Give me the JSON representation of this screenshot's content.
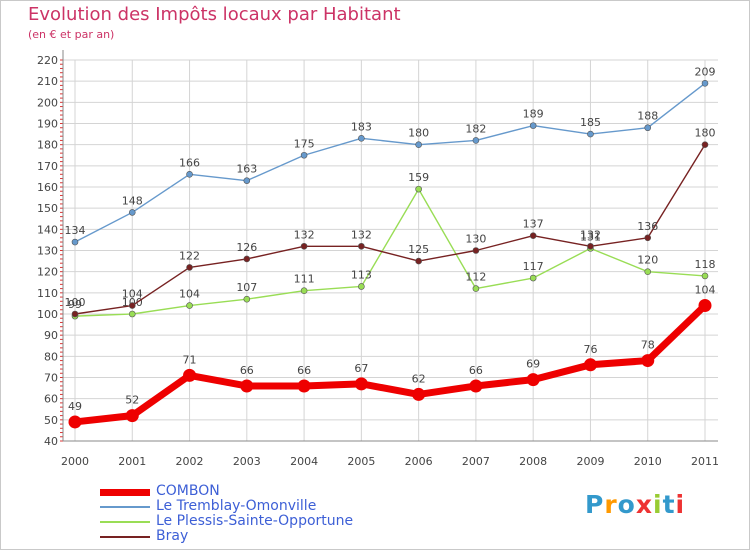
{
  "title": "Evolution des Impôts locaux par Habitant",
  "subtitle": "(en € et par an)",
  "logo": {
    "text": "Proxiti",
    "letters": [
      "P",
      "r",
      "o",
      "x",
      "i",
      "t",
      "i"
    ],
    "colors": [
      "#3399cc",
      "#ff9900",
      "#3399cc",
      "#ee3333",
      "#99cc33",
      "#3399cc",
      "#ee3333"
    ]
  },
  "chart_data": {
    "type": "line",
    "title": "Evolution des Impôts locaux par Habitant",
    "subtitle": "(en € et par an)",
    "xlabel": "",
    "ylabel": "",
    "x": [
      "2000",
      "2001",
      "2002",
      "2003",
      "2004",
      "2005",
      "2006",
      "2007",
      "2008",
      "2009",
      "2010",
      "2011"
    ],
    "ylim": [
      40,
      220
    ],
    "yticks": [
      40,
      50,
      60,
      70,
      80,
      90,
      100,
      110,
      120,
      130,
      140,
      150,
      160,
      170,
      180,
      190,
      200,
      210,
      220
    ],
    "grid": true,
    "legend_position": "bottom-left",
    "series": [
      {
        "name": "COMBON",
        "color": "#ee0000",
        "values": [
          49,
          52,
          71,
          66,
          66,
          67,
          62,
          66,
          69,
          76,
          78,
          104
        ]
      },
      {
        "name": "Le Tremblay-Omonville",
        "color": "#6699cc",
        "values": [
          134,
          148,
          166,
          163,
          175,
          183,
          180,
          182,
          189,
          185,
          188,
          209
        ]
      },
      {
        "name": "Le Plessis-Sainte-Opportune",
        "color": "#99dd55",
        "values": [
          99,
          100,
          104,
          107,
          111,
          113,
          159,
          112,
          117,
          131,
          120,
          118
        ]
      },
      {
        "name": "Bray",
        "color": "#772222",
        "values": [
          100,
          104,
          122,
          126,
          132,
          132,
          125,
          130,
          137,
          132,
          136,
          180
        ]
      }
    ]
  }
}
══════════
> [Your objective]: Copy out the records above in full, exactly as written, but not the pictures.

> [Result of this task]:
Give me the JSON representation of this screenshot's content.
{
  "title": "Evolution des Impôts locaux par Habitant",
  "subtitle": "(en € et par an)",
  "logo": {
    "text": "Proxiti",
    "letters": [
      "P",
      "r",
      "o",
      "x",
      "i",
      "t",
      "i"
    ],
    "colors": [
      "#3399cc",
      "#ff9900",
      "#3399cc",
      "#ee3333",
      "#99cc33",
      "#3399cc",
      "#ee3333"
    ]
  },
  "chart_data": {
    "type": "line",
    "title": "Evolution des Impôts locaux par Habitant",
    "subtitle": "(en € et par an)",
    "xlabel": "",
    "ylabel": "",
    "x": [
      "2000",
      "2001",
      "2002",
      "2003",
      "2004",
      "2005",
      "2006",
      "2007",
      "2008",
      "2009",
      "2010",
      "2011"
    ],
    "ylim": [
      40,
      220
    ],
    "yticks": [
      40,
      50,
      60,
      70,
      80,
      90,
      100,
      110,
      120,
      130,
      140,
      150,
      160,
      170,
      180,
      190,
      200,
      210,
      220
    ],
    "grid": true,
    "legend_position": "bottom-left",
    "series": [
      {
        "name": "COMBON",
        "color": "#ee0000",
        "values": [
          49,
          52,
          71,
          66,
          66,
          67,
          62,
          66,
          69,
          76,
          78,
          104
        ]
      },
      {
        "name": "Le Tremblay-Omonville",
        "color": "#6699cc",
        "values": [
          134,
          148,
          166,
          163,
          175,
          183,
          180,
          182,
          189,
          185,
          188,
          209
        ]
      },
      {
        "name": "Le Plessis-Sainte-Opportune",
        "color": "#99dd55",
        "values": [
          99,
          100,
          104,
          107,
          111,
          113,
          159,
          112,
          117,
          131,
          120,
          118
        ]
      },
      {
        "name": "Bray",
        "color": "#772222",
        "values": [
          100,
          104,
          122,
          126,
          132,
          132,
          125,
          130,
          137,
          132,
          136,
          180
        ]
      }
    ]
  }
}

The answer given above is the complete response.